* _Task directions_
Among the lines below, list those containing the string "header".

* _Data records_
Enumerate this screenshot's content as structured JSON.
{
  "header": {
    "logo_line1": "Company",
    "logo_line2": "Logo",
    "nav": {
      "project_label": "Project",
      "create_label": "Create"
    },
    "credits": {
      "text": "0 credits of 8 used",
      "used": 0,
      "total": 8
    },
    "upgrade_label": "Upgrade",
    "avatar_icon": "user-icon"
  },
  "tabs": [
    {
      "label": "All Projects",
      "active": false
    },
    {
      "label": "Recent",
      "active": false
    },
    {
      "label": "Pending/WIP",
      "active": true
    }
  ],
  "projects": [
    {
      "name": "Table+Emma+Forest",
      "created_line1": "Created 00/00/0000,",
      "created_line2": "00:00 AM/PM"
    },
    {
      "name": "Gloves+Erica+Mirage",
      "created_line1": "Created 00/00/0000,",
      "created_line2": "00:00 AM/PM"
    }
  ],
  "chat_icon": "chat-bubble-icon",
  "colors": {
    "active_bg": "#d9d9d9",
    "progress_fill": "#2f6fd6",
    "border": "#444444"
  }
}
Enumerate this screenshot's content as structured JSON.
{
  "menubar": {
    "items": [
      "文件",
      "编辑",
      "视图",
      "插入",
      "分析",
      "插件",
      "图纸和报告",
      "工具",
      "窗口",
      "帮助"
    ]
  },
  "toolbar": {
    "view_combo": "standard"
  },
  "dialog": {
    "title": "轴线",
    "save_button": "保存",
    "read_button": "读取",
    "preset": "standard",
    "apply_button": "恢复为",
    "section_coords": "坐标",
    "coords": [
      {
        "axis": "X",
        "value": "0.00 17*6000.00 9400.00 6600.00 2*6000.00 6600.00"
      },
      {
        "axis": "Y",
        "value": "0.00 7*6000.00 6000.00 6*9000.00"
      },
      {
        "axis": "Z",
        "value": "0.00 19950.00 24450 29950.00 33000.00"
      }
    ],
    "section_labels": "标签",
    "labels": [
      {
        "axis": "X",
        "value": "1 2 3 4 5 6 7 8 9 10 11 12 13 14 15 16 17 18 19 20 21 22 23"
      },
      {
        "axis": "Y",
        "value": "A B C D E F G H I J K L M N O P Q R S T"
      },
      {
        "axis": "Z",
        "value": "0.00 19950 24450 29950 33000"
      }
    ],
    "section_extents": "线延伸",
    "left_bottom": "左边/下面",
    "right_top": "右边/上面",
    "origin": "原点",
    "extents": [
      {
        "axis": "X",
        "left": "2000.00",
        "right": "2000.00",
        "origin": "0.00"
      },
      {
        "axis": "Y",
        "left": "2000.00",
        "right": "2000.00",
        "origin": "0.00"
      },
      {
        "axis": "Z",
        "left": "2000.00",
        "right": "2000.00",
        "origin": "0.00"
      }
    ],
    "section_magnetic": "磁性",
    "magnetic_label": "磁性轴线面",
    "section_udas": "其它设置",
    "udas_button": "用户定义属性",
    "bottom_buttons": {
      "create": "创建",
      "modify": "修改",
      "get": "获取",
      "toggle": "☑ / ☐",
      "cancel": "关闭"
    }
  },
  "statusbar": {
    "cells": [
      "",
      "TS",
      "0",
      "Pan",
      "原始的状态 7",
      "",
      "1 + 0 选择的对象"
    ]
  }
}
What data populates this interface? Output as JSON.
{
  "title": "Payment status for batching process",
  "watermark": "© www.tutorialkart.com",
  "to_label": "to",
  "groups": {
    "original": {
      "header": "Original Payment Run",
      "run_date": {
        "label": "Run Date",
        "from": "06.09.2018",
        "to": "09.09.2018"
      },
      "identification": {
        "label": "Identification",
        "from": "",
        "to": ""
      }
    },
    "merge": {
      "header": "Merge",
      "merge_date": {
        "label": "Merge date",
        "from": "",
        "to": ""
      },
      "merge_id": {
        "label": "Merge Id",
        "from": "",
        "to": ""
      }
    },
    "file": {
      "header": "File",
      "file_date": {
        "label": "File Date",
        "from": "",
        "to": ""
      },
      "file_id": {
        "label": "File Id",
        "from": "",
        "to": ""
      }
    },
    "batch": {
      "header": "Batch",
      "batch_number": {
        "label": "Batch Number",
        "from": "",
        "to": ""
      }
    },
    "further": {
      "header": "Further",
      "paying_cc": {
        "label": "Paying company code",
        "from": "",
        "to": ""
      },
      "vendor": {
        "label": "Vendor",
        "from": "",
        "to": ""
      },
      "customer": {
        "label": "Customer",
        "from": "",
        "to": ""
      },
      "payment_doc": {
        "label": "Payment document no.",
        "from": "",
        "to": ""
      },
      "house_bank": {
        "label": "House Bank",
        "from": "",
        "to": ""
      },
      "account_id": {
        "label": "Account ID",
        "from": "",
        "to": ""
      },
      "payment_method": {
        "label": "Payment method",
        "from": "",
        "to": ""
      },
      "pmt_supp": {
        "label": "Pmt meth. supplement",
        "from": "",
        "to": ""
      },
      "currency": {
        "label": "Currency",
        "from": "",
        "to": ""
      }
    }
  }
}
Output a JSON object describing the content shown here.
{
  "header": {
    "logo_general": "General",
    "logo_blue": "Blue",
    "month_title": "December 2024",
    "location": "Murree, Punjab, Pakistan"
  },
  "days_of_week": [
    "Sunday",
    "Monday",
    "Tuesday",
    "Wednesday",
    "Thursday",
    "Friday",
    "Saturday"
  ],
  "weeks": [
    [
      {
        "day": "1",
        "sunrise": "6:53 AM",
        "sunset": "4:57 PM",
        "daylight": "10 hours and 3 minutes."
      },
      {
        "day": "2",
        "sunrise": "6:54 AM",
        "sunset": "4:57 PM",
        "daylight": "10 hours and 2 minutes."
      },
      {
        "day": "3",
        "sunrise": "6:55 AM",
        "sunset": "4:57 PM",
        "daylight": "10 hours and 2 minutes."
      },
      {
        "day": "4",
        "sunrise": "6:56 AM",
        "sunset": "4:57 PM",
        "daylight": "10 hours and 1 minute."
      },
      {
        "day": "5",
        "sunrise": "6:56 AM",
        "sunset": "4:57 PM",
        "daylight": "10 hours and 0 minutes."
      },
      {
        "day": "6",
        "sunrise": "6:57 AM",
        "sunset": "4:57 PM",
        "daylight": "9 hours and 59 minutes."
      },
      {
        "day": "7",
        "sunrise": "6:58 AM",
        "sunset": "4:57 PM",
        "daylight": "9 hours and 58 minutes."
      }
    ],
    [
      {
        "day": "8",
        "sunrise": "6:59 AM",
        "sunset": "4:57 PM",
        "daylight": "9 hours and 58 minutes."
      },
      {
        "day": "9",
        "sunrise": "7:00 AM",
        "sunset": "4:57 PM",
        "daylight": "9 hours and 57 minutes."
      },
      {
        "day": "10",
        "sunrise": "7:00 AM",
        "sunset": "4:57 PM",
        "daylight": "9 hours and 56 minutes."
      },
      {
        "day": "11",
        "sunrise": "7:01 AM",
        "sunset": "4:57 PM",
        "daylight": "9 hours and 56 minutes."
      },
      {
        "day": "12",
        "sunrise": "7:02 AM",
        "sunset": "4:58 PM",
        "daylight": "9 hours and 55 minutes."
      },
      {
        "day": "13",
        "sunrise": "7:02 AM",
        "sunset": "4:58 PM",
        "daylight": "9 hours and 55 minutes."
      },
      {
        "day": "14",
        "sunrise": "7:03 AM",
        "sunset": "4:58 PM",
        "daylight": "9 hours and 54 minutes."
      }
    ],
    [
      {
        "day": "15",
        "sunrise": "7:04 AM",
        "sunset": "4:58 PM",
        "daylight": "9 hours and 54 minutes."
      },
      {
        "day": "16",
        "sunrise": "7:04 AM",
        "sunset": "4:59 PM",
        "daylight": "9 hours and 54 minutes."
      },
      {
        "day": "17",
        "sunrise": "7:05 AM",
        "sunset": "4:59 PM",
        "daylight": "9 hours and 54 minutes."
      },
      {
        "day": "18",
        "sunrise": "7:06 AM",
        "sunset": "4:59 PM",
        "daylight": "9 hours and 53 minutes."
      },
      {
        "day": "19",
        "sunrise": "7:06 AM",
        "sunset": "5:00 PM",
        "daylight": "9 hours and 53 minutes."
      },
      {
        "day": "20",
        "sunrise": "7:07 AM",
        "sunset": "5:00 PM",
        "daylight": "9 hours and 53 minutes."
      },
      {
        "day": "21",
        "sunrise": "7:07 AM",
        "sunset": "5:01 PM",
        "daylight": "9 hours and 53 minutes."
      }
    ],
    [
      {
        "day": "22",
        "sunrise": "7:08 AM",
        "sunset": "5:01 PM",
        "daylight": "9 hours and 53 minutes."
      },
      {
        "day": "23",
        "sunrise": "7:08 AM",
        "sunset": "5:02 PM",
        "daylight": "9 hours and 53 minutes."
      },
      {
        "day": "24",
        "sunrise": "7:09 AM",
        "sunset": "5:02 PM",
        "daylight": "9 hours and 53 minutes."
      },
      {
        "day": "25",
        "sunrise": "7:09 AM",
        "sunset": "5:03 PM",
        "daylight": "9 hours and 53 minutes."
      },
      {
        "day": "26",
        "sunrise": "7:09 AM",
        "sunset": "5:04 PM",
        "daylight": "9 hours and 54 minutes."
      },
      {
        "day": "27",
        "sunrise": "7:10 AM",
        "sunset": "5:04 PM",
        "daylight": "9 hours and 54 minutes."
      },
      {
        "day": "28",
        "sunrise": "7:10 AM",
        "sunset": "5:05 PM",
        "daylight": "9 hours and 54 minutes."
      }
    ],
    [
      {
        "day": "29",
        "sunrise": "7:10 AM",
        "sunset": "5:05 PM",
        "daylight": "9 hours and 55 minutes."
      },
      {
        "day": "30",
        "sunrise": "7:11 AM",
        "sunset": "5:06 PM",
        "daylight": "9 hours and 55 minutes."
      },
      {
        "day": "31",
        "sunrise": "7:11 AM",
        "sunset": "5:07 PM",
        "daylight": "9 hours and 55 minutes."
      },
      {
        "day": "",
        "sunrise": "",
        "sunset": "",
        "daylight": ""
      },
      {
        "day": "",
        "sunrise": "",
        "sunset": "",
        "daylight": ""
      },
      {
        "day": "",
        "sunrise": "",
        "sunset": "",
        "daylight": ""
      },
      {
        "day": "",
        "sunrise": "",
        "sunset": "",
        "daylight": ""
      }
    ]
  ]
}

* _Written reply_
  "header": {
      "header": "Original Payment Run",
      "header": "Merge",
      "header": "File",
      "header": "Batch",
      "header": "Further",
  "header": {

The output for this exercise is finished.